** start of Input for this task **

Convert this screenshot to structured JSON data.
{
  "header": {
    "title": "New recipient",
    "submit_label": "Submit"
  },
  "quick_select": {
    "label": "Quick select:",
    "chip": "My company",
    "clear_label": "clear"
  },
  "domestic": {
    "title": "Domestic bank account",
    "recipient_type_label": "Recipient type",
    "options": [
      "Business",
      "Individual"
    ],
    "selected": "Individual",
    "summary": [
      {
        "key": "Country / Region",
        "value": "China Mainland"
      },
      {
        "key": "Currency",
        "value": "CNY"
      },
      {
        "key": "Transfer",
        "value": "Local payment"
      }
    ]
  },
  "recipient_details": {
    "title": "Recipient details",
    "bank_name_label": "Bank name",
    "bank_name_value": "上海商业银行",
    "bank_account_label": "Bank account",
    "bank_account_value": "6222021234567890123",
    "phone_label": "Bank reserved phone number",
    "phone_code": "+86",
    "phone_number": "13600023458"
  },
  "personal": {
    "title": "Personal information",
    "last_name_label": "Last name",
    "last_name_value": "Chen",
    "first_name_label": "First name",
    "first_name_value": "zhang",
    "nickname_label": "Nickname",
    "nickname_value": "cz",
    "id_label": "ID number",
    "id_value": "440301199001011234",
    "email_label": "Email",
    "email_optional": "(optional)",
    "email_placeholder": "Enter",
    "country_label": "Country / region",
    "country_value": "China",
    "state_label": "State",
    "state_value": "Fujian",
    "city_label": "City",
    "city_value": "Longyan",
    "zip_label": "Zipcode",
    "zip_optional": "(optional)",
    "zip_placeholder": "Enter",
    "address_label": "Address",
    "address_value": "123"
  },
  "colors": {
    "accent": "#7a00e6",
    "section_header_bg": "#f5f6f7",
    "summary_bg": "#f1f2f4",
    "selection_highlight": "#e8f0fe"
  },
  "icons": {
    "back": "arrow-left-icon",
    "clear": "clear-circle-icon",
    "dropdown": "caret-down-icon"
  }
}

** end of Input for this task **

Copy every record exactly as presented.

Convert this screenshot to structured JSON data.
{
  "header": {
    "title": "New recipient",
    "submit_label": "Submit"
  },
  "quick_select": {
    "label": "Quick select:",
    "chip": "My company",
    "clear_label": "clear"
  },
  "domestic": {
    "title": "Domestic bank account",
    "recipient_type_label": "Recipient type",
    "options": [
      "Business",
      "Individual"
    ],
    "selected": "Individual",
    "summary": [
      {
        "key": "Country / Region",
        "value": "China Mainland"
      },
      {
        "key": "Currency",
        "value": "CNY"
      },
      {
        "key": "Transfer",
        "value": "Local payment"
      }
    ]
  },
  "recipient_details": {
    "title": "Recipient details",
    "bank_name_label": "Bank name",
    "bank_name_value": "上海商业银行",
    "bank_account_label": "Bank account",
    "bank_account_value": "6222021234567890123",
    "phone_label": "Bank reserved phone number",
    "phone_code": "+86",
    "phone_number": "13600023458"
  },
  "personal": {
    "title": "Personal information",
    "last_name_label": "Last name",
    "last_name_value": "Chen",
    "first_name_label": "First name",
    "first_name_value": "zhang",
    "nickname_label": "Nickname",
    "nickname_value": "cz",
    "id_label": "ID number",
    "id_value": "440301199001011234",
    "email_label": "Email",
    "email_optional": "(optional)",
    "email_placeholder": "Enter",
    "country_label": "Country / region",
    "country_value": "China",
    "state_label": "State",
    "state_value": "Fujian",
    "city_label": "City",
    "city_value": "Longyan",
    "zip_label": "Zipcode",
    "zip_optional": "(optional)",
    "zip_placeholder": "Enter",
    "address_label": "Address",
    "address_value": "123"
  },
  "colors": {
    "accent": "#7a00e6",
    "section_header_bg": "#f5f6f7",
    "summary_bg": "#f1f2f4",
    "selection_highlight": "#e8f0fe"
  },
  "icons": {
    "back": "arrow-left-icon",
    "clear": "clear-circle-icon",
    "dropdown": "caret-down-icon"
  }
}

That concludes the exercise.